-------- Stored records
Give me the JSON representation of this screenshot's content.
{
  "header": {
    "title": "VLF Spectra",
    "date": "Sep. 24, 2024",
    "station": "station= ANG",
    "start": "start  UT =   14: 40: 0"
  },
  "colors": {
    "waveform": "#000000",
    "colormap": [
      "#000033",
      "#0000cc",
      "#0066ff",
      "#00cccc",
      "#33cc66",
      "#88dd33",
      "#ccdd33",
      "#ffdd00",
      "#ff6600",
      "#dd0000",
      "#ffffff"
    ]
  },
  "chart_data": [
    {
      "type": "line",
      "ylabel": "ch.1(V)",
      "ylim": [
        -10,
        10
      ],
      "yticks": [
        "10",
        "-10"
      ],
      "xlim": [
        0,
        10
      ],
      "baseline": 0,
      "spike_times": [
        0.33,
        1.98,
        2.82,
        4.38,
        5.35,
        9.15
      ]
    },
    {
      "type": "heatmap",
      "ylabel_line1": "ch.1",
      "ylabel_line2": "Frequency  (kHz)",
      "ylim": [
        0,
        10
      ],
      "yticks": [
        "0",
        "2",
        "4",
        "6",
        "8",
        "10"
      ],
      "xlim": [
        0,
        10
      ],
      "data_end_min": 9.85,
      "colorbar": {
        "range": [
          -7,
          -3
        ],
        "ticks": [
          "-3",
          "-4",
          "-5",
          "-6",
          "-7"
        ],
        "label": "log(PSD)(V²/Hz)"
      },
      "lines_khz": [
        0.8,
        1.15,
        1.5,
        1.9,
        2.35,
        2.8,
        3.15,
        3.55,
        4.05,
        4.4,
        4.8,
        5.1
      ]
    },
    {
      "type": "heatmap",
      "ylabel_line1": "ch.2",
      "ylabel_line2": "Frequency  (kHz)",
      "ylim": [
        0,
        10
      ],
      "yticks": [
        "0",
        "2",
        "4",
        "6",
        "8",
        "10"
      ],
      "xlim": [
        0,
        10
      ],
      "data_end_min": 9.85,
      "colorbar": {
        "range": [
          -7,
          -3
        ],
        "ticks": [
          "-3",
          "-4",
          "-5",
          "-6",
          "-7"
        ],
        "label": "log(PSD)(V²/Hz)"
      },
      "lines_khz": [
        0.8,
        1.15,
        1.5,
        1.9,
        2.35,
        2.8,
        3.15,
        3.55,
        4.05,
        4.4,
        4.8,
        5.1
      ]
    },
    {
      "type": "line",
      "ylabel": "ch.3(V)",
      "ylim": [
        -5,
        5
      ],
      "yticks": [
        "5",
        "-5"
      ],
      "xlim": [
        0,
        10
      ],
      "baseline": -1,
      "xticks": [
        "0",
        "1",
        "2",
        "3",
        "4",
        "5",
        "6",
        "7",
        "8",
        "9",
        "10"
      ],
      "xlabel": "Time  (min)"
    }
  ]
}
----------------
**Goal:** Print the material once more, exactly.

**Answer to the exercise:**
Give me the JSON representation of this screenshot's content.
{
  "header": {
    "title": "VLF Spectra",
    "date": "Sep. 24, 2024",
    "station": "station= ANG",
    "start": "start  UT =   14: 40: 0"
  },
  "colors": {
    "waveform": "#000000",
    "colormap": [
      "#000033",
      "#0000cc",
      "#0066ff",
      "#00cccc",
      "#33cc66",
      "#88dd33",
      "#ccdd33",
      "#ffdd00",
      "#ff6600",
      "#dd0000",
      "#ffffff"
    ]
  },
  "chart_data": [
    {
      "type": "line",
      "ylabel": "ch.1(V)",
      "ylim": [
        -10,
        10
      ],
      "yticks": [
        "10",
        "-10"
      ],
      "xlim": [
        0,
        10
      ],
      "baseline": 0,
      "spike_times": [
        0.33,
        1.98,
        2.82,
        4.38,
        5.35,
        9.15
      ]
    },
    {
      "type": "heatmap",
      "ylabel_line1": "ch.1",
      "ylabel_line2": "Frequency  (kHz)",
      "ylim": [
        0,
        10
      ],
      "yticks": [
        "0",
        "2",
        "4",
        "6",
        "8",
        "10"
      ],
      "xlim": [
        0,
        10
      ],
      "data_end_min": 9.85,
      "colorbar": {
        "range": [
          -7,
          -3
        ],
        "ticks": [
          "-3",
          "-4",
          "-5",
          "-6",
          "-7"
        ],
        "label": "log(PSD)(V²/Hz)"
      },
      "lines_khz": [
        0.8,
        1.15,
        1.5,
        1.9,
        2.35,
        2.8,
        3.15,
        3.55,
        4.05,
        4.4,
        4.8,
        5.1
      ]
    },
    {
      "type": "heatmap",
      "ylabel_line1": "ch.2",
      "ylabel_line2": "Frequency  (kHz)",
      "ylim": [
        0,
        10
      ],
      "yticks": [
        "0",
        "2",
        "4",
        "6",
        "8",
        "10"
      ],
      "xlim": [
        0,
        10
      ],
      "data_end_min": 9.85,
      "colorbar": {
        "range": [
          -7,
          -3
        ],
        "ticks": [
          "-3",
          "-4",
          "-5",
          "-6",
          "-7"
        ],
        "label": "log(PSD)(V²/Hz)"
      },
      "lines_khz": [
        0.8,
        1.15,
        1.5,
        1.9,
        2.35,
        2.8,
        3.15,
        3.55,
        4.05,
        4.4,
        4.8,
        5.1
      ]
    },
    {
      "type": "line",
      "ylabel": "ch.3(V)",
      "ylim": [
        -5,
        5
      ],
      "yticks": [
        "5",
        "-5"
      ],
      "xlim": [
        0,
        10
      ],
      "baseline": -1,
      "xticks": [
        "0",
        "1",
        "2",
        "3",
        "4",
        "5",
        "6",
        "7",
        "8",
        "9",
        "10"
      ],
      "xlabel": "Time  (min)"
    }
  ]
}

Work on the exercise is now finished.